§ **TO DO**
Answer these questions using the excerpt on AI and research.
(a) What does the text say words have now become?
(b) What things does the text name as becoming scarce?
(c) Toward what will the research-industrial complex pull AI?

--- EXCERPTED TEXT Enclosed Below ---

This is the complementarity move and the wider systemic picture together. If we are serious about AI capabilities, we have to be honest: words are now a commodity. Anyone can produce fluent, publishable-looking text on any topic. That is the new baseline. Pretending otherwise is not a strategy. Execution is becoming delegable in the same way. Searching, summarising, drafting, comparison, routine analysis — these used to be the bulk of the work and they are now the easiest parts to hand off. But formats are also becoming fluid. The same understanding can be rendered as a paper, a clinical brief, a podcast, a set of slides, a plain-language summary, a piece of interactive code, or a visualisation. That is not just stylistic — it means research can reach audiences and formats that the journal-paper system was never going to serve well. So what becomes scarce? The things that decide which words matter: taste, judgement, trust, responsibility, and the capacity to recognise which questions are worth asking in the first place. The system-level risk is a flood of plausible work with thin judgement behind it. The system-level opportunity is that understanding can now travel into formats and contexts that were previously closed to it. Which of these we get depends on what we point AI at.
This is where I want to land. Research exists to help us better understand the world. AI will be pointed at whatever we point it at. The research-industrial complex will pull it toward throughput, because that is what the system already rewards. The opportunity — the one worth protecting — is to point it at understanding. That means using AI to sharpen questions, pressure-test interpretations, and make thinking more visible. It means treating the artifact as evidence of a process, not a substitute for it. It means holding onto the human capacities — taste, judgement, trust, responsibility — that give words significance. Every person here occupies more than one position in the research ecosystem: researcher, supervisor, reviewer, clinician, teacher, user of evidence. In each of those positions, the choice is the same. Point AI at understanding. The infrastructure can take care of itself.

--- End of Enclosed EXCERPTED TEXT ---
--- SUPPLIED MATERIAL Enclosed Below ---

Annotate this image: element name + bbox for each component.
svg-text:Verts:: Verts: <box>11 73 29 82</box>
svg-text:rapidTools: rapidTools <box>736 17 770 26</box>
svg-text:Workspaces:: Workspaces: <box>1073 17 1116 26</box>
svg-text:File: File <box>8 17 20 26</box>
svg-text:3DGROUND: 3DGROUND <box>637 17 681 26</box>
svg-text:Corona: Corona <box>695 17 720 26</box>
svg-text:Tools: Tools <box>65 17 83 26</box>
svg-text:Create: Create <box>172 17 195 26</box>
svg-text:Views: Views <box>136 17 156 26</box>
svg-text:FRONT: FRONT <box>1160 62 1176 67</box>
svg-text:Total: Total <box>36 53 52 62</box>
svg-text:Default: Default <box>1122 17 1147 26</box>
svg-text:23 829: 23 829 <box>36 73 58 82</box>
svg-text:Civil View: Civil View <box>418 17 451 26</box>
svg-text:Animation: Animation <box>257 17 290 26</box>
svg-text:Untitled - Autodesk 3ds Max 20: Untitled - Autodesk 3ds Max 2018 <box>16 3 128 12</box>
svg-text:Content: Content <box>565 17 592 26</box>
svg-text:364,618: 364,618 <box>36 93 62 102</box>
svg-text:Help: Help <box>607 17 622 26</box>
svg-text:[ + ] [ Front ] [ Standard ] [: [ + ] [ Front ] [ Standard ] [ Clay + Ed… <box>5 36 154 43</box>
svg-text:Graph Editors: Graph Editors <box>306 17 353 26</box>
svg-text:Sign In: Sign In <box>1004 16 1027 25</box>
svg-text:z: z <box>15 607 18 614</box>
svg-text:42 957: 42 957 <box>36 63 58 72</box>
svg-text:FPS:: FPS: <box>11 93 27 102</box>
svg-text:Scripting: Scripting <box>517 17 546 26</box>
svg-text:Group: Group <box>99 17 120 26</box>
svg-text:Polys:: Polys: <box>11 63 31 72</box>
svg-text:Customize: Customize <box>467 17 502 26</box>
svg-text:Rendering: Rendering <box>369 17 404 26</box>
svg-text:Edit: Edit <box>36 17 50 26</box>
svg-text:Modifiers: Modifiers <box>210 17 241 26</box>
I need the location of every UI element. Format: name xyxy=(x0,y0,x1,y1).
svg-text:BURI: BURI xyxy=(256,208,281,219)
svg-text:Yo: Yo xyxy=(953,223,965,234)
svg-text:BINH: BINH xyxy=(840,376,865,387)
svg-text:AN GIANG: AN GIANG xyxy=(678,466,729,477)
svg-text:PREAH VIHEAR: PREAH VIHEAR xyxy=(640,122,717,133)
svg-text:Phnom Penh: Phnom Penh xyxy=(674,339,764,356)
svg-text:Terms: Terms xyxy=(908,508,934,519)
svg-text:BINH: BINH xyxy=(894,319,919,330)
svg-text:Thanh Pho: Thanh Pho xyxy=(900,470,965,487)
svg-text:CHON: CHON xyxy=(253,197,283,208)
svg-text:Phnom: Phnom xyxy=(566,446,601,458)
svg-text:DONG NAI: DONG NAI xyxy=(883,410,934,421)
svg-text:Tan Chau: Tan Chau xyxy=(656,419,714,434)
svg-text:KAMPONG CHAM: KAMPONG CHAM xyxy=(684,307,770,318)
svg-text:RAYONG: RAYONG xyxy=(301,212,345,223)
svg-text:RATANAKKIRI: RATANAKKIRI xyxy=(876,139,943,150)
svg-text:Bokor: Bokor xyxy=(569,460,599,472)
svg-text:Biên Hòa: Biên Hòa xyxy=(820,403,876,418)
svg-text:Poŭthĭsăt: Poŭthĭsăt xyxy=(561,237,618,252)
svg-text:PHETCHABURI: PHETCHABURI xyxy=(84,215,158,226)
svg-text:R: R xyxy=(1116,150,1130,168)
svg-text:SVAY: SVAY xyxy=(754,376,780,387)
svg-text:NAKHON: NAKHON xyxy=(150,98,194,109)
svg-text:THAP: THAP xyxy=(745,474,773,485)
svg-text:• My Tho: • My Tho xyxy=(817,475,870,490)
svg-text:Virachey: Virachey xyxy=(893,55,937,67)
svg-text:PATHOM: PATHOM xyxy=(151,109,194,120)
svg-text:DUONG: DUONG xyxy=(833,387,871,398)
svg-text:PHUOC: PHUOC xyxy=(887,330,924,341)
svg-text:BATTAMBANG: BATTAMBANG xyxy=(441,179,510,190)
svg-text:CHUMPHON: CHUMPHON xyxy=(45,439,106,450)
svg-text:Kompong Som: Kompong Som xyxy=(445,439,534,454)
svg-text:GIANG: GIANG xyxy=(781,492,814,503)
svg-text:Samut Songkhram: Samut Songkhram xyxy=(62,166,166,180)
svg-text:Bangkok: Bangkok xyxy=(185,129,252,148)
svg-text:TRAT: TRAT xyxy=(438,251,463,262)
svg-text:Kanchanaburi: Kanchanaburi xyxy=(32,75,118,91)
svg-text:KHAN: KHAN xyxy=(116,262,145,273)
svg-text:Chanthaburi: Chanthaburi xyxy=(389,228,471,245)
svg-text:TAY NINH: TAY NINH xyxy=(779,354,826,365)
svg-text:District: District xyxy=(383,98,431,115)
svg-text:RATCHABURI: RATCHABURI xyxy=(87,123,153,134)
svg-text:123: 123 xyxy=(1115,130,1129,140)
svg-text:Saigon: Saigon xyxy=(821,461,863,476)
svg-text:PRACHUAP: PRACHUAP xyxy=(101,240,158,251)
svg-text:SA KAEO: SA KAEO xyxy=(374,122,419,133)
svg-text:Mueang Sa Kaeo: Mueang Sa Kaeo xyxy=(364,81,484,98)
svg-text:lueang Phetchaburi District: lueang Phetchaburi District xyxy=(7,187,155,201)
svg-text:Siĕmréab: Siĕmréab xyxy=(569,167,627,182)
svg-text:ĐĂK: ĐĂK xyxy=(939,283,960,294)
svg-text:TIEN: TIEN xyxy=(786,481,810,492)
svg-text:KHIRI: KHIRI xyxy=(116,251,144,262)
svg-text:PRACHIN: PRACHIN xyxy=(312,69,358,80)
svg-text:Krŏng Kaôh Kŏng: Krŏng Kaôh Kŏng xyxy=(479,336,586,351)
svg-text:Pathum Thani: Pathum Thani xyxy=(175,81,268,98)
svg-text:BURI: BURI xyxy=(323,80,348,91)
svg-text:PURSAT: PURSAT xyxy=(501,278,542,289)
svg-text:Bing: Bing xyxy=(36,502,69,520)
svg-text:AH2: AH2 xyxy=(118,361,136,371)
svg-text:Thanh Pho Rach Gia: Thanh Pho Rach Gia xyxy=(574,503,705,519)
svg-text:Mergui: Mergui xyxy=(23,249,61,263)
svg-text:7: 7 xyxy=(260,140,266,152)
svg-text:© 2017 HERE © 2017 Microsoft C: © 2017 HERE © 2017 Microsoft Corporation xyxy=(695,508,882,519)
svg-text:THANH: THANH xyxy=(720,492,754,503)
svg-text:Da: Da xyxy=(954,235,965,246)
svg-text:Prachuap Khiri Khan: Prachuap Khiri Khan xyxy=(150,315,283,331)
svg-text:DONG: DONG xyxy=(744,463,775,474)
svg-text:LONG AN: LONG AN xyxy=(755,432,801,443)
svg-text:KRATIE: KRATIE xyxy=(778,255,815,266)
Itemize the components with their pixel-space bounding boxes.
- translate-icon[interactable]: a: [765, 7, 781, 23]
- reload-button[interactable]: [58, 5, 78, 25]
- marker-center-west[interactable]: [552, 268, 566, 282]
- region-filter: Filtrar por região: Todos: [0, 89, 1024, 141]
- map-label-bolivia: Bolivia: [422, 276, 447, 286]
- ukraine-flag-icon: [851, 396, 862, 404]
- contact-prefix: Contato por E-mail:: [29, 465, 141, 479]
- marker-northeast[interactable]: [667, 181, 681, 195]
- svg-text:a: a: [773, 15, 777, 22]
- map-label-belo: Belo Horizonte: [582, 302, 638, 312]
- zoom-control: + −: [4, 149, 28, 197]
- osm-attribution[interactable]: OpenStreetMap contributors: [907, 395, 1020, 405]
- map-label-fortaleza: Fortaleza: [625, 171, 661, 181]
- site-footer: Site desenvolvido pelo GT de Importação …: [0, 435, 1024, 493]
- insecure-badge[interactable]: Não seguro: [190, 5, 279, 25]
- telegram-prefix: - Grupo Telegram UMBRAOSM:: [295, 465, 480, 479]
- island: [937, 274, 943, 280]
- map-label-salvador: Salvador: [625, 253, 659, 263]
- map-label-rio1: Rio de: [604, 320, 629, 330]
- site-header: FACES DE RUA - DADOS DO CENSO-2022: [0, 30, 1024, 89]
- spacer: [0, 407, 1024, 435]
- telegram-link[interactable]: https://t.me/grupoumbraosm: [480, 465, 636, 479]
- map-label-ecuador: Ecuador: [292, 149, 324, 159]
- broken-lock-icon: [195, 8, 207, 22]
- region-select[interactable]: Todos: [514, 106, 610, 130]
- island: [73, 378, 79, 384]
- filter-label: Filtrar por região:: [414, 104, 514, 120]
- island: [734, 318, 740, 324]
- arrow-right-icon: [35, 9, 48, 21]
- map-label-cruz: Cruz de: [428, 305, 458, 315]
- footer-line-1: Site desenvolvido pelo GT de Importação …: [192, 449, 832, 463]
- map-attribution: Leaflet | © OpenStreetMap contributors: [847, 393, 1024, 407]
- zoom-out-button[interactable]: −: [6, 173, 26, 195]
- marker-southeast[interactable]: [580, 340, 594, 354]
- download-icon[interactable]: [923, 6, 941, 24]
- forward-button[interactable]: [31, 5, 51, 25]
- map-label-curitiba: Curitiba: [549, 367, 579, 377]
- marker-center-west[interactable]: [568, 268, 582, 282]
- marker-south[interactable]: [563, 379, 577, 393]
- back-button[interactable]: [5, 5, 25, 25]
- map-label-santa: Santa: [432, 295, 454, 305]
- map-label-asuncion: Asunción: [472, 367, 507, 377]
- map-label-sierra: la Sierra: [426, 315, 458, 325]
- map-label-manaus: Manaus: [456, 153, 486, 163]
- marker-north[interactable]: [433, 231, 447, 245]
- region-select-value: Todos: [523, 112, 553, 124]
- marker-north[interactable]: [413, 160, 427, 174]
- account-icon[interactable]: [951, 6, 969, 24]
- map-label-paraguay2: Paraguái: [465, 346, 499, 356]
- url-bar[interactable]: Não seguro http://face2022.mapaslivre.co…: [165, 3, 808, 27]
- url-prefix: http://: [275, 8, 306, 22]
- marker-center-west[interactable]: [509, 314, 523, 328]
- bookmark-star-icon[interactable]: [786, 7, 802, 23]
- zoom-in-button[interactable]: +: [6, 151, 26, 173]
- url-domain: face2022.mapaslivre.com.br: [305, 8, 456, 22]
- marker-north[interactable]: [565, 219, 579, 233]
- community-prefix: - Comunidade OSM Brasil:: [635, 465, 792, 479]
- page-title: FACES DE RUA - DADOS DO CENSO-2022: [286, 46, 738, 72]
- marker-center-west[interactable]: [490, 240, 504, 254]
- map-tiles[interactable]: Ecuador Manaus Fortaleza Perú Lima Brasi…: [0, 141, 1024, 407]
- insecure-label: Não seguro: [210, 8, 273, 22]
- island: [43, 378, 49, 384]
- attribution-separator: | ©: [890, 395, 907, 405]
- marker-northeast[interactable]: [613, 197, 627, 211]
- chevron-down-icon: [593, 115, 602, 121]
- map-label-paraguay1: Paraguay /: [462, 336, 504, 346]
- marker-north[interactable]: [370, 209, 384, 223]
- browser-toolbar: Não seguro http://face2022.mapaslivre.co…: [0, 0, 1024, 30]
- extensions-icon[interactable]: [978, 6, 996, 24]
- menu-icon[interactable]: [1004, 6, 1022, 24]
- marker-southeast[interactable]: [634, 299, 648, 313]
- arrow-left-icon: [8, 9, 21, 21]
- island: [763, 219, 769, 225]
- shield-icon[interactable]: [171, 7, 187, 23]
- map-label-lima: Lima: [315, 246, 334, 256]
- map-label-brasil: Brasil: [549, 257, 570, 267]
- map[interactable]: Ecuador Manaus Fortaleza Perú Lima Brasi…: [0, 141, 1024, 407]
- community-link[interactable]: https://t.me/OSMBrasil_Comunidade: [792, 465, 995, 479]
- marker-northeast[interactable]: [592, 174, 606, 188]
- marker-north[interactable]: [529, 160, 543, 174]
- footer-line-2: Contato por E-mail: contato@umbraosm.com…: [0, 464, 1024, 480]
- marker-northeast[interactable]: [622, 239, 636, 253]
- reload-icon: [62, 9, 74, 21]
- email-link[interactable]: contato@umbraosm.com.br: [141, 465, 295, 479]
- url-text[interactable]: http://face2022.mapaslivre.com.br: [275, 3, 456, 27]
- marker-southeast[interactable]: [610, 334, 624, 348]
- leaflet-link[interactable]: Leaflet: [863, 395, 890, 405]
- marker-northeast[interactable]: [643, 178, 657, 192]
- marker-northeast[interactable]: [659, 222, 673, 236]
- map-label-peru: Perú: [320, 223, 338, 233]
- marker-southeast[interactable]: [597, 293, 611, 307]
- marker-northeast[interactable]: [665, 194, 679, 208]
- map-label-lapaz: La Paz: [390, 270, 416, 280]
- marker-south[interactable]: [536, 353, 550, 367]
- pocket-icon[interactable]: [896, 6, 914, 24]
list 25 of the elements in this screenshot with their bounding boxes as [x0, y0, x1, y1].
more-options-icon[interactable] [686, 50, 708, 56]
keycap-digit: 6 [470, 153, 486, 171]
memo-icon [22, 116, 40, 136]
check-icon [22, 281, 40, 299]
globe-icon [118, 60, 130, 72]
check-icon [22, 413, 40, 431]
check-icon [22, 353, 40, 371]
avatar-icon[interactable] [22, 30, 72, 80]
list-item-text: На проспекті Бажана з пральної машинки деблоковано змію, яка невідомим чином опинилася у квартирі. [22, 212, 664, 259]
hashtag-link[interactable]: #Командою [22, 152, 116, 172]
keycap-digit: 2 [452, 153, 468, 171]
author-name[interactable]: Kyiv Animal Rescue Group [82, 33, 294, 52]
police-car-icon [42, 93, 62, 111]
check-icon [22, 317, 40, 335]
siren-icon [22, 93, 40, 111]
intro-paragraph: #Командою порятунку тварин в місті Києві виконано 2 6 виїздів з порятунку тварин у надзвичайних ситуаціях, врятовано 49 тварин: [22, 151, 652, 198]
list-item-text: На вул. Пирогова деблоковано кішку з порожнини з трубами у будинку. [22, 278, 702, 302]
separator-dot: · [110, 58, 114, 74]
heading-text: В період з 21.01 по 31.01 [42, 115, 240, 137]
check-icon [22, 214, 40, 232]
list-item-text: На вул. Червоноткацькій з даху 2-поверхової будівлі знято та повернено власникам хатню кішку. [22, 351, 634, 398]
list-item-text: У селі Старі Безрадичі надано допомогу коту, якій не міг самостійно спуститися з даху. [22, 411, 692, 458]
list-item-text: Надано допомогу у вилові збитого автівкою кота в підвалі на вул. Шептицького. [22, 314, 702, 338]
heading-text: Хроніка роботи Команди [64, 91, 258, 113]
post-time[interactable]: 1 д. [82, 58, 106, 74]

--- End of Enclosed SUPPLIED MATERIAL ---

§ **THE ANSWER**
(a) A commodity.
(b) Taste, judgment, trust, responsibility, and the capacity to recognize which questions are worth asking in the first place.
(c) Throughput.